**GIVEN REQUEST**
Every record here should be printed again exactly.

==== PROVIDED RECORDS ====

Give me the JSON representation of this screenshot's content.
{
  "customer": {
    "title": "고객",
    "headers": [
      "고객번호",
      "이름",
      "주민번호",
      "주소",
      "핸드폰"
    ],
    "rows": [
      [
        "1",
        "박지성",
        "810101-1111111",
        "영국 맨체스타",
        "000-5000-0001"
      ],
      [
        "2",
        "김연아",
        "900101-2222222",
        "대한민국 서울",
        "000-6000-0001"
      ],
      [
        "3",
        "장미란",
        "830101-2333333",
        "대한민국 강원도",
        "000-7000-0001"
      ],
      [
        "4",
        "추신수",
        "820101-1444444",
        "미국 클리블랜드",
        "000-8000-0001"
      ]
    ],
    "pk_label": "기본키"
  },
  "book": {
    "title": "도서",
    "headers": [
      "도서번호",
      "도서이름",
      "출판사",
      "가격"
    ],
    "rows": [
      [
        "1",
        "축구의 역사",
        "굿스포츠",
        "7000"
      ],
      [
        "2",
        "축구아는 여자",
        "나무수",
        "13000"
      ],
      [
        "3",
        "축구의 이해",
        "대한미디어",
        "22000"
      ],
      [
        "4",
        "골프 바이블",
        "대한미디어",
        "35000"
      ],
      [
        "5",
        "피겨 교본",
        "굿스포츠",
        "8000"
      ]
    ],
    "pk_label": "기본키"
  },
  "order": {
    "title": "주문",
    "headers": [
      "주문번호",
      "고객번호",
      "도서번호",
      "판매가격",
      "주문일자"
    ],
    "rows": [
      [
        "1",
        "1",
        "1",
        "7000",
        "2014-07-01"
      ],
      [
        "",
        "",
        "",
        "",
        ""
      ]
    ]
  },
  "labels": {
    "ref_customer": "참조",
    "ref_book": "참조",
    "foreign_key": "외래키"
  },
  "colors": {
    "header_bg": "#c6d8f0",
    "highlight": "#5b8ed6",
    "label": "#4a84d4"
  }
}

====

**TASK SOLUTION**
Give me the JSON representation of this screenshot's content.
{
  "customer": {
    "title": "고객",
    "headers": [
      "고객번호",
      "이름",
      "주민번호",
      "주소",
      "핸드폰"
    ],
    "rows": [
      [
        "1",
        "박지성",
        "810101-1111111",
        "영국 맨체스타",
        "000-5000-0001"
      ],
      [
        "2",
        "김연아",
        "900101-2222222",
        "대한민국 서울",
        "000-6000-0001"
      ],
      [
        "3",
        "장미란",
        "830101-2333333",
        "대한민국 강원도",
        "000-7000-0001"
      ],
      [
        "4",
        "추신수",
        "820101-1444444",
        "미국 클리블랜드",
        "000-8000-0001"
      ]
    ],
    "pk_label": "기본키"
  },
  "book": {
    "title": "도서",
    "headers": [
      "도서번호",
      "도서이름",
      "출판사",
      "가격"
    ],
    "rows": [
      [
        "1",
        "축구의 역사",
        "굿스포츠",
        "7000"
      ],
      [
        "2",
        "축구아는 여자",
        "나무수",
        "13000"
      ],
      [
        "3",
        "축구의 이해",
        "대한미디어",
        "22000"
      ],
      [
        "4",
        "골프 바이블",
        "대한미디어",
        "35000"
      ],
      [
        "5",
        "피겨 교본",
        "굿스포츠",
        "8000"
      ]
    ],
    "pk_label": "기본키"
  },
  "order": {
    "title": "주문",
    "headers": [
      "주문번호",
      "고객번호",
      "도서번호",
      "판매가격",
      "주문일자"
    ],
    "rows": [
      [
        "1",
        "1",
        "1",
        "7000",
        "2014-07-01"
      ],
      [
        "",
        "",
        "",
        "",
        ""
      ]
    ]
  },
  "labels": {
    "ref_customer": "참조",
    "ref_book": "참조",
    "foreign_key": "외래키"
  },
  "colors": {
    "header_bg": "#c6d8f0",
    "highlight": "#5b8ed6",
    "label": "#4a84d4"
  }
}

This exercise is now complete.